PROVIDED RECORDS below:
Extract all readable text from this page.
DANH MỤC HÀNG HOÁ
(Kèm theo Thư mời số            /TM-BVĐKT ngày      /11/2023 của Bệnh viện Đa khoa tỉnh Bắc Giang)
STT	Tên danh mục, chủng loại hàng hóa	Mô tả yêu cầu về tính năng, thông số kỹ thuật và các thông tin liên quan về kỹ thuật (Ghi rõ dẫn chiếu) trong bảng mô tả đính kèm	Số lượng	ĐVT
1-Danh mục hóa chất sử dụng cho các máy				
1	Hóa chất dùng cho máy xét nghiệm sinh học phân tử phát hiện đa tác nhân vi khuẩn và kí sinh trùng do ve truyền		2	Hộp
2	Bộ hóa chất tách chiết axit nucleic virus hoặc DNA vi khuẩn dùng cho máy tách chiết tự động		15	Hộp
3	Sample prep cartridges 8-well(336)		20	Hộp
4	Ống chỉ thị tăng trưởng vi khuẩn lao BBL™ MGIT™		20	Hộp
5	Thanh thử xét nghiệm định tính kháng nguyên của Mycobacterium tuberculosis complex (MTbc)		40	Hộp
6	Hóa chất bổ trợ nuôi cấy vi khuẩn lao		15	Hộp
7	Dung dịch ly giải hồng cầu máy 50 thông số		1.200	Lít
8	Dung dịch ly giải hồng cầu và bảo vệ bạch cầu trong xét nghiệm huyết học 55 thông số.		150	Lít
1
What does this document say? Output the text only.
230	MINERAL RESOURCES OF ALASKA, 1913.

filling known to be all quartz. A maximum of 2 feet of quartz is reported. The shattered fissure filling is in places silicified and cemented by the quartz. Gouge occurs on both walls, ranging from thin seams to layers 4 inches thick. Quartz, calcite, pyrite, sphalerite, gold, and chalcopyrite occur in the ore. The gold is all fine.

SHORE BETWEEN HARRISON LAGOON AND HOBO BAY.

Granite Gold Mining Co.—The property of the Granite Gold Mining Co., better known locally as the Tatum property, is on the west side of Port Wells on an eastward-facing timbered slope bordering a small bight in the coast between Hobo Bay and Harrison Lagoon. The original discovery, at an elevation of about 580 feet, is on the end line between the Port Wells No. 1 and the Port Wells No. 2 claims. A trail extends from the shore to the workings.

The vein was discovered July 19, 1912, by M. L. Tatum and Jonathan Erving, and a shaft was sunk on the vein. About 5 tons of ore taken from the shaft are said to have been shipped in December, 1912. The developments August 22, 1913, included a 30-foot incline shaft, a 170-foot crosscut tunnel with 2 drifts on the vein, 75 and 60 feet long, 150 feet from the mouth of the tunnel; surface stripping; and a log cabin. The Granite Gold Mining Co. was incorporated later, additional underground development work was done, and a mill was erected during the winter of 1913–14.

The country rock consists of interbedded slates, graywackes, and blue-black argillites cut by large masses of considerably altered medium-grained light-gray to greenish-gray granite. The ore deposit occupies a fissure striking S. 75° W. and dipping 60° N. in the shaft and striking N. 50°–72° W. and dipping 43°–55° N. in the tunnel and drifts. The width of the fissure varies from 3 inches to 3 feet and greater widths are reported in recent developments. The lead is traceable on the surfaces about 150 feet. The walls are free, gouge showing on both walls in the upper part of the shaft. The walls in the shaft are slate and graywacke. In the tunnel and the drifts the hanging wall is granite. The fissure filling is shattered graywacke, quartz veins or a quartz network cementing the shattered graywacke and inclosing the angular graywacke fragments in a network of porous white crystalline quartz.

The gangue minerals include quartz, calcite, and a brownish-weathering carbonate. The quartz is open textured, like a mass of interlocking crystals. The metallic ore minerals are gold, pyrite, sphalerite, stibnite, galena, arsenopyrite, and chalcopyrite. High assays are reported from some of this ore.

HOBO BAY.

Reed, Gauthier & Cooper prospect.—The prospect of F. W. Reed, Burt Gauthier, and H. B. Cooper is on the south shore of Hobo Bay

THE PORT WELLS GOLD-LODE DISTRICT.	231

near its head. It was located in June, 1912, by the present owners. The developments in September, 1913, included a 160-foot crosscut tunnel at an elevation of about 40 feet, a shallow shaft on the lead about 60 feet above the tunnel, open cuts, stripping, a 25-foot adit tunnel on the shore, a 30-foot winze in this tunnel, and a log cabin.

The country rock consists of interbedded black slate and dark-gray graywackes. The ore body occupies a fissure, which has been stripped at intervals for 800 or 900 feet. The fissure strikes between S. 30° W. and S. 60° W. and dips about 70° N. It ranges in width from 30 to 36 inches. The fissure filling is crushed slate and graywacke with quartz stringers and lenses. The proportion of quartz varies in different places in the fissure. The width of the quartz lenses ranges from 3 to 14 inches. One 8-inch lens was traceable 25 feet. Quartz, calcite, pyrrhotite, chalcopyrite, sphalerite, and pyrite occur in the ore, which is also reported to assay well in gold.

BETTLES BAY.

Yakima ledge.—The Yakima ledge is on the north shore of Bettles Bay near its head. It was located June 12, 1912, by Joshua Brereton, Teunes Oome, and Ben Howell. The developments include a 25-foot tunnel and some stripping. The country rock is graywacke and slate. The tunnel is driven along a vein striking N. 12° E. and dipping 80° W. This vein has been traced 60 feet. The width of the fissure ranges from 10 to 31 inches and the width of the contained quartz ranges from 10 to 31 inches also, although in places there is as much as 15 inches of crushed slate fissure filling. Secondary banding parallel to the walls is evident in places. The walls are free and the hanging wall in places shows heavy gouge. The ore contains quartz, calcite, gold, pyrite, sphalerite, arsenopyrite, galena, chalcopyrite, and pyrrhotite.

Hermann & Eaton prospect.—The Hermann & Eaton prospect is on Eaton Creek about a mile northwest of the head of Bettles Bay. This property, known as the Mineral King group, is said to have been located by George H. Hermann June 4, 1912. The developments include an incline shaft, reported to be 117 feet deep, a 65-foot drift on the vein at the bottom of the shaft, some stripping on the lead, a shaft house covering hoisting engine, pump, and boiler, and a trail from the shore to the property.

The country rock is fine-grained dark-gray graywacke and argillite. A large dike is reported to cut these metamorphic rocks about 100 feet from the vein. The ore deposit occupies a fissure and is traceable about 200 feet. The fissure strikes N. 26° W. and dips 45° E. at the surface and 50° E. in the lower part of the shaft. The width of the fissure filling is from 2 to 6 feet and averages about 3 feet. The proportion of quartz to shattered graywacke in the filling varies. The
End of PROVIDED RECORDS.
WHAT NEEDS TO BE DONE:
Tally the lines above that include "trong", and reply with only the tally.

WRITTEN ANSWER:
2